PROBLEM DETAILS —
Copy out each line of the material below with no changes.

INFORMATION SUPPLIED —
▬▬▬▬▬▬▬▬▬▬

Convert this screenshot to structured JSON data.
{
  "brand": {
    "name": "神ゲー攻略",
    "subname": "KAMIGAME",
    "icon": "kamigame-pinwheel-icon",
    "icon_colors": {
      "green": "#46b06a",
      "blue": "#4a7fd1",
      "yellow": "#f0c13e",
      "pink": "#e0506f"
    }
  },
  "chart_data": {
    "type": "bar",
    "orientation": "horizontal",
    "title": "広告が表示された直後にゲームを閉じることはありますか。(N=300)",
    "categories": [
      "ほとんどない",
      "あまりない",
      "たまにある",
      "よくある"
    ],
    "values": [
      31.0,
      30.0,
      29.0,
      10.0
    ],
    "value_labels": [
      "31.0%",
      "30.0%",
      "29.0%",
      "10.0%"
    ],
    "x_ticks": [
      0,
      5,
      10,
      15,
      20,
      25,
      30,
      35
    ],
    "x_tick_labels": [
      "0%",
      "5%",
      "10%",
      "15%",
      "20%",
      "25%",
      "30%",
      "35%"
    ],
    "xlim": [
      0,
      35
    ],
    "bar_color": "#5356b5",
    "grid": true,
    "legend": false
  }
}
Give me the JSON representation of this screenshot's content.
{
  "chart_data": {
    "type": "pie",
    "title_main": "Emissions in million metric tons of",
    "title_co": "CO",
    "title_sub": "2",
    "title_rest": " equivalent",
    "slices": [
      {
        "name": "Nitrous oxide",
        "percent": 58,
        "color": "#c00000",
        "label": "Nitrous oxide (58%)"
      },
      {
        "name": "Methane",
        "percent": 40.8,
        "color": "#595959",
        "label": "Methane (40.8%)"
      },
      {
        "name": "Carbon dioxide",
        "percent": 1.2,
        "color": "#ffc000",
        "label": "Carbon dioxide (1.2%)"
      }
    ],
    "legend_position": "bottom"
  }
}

▬▬▬▬▬▬▬▬▬▬

WRITTEN RESPONSE —
Convert this screenshot to structured JSON data.
{
  "brand": {
    "name": "神ゲー攻略",
    "subname": "KAMIGAME",
    "icon": "kamigame-pinwheel-icon",
    "icon_colors": {
      "green": "#46b06a",
      "blue": "#4a7fd1",
      "yellow": "#f0c13e",
      "pink": "#e0506f"
    }
  },
  "chart_data": {
    "type": "bar",
    "orientation": "horizontal",
    "title": "広告が表示された直後にゲームを閉じることはありますか。(N=300)",
    "categories": [
      "ほとんどない",
      "あまりない",
      "たまにある",
      "よくある"
    ],
    "values": [
      31.0,
      30.0,
      29.0,
      10.0
    ],
    "value_labels": [
      "31.0%",
      "30.0%",
      "29.0%",
      "10.0%"
    ],
    "x_ticks": [
      0,
      5,
      10,
      15,
      20,
      25,
      30,
      35
    ],
    "x_tick_labels": [
      "0%",
      "5%",
      "10%",
      "15%",
      "20%",
      "25%",
      "30%",
      "35%"
    ],
    "xlim": [
      0,
      35
    ],
    "bar_color": "#5356b5",
    "grid": true,
    "legend": false
  }
}
Give me the JSON representation of this screenshot's content.
{
  "chart_data": {
    "type": "pie",
    "title_main": "Emissions in million metric tons of",
    "title_co": "CO",
    "title_sub": "2",
    "title_rest": " equivalent",
    "slices": [
      {
        "name": "Nitrous oxide",
        "percent": 58,
        "color": "#c00000",
        "label": "Nitrous oxide (58%)"
      },
      {
        "name": "Methane",
        "percent": 40.8,
        "color": "#595959",
        "label": "Methane (40.8%)"
      },
      {
        "name": "Carbon dioxide",
        "percent": 1.2,
        "color": "#ffc000",
        "label": "Carbon dioxide (1.2%)"
      }
    ],
    "legend_position": "bottom"
  }
}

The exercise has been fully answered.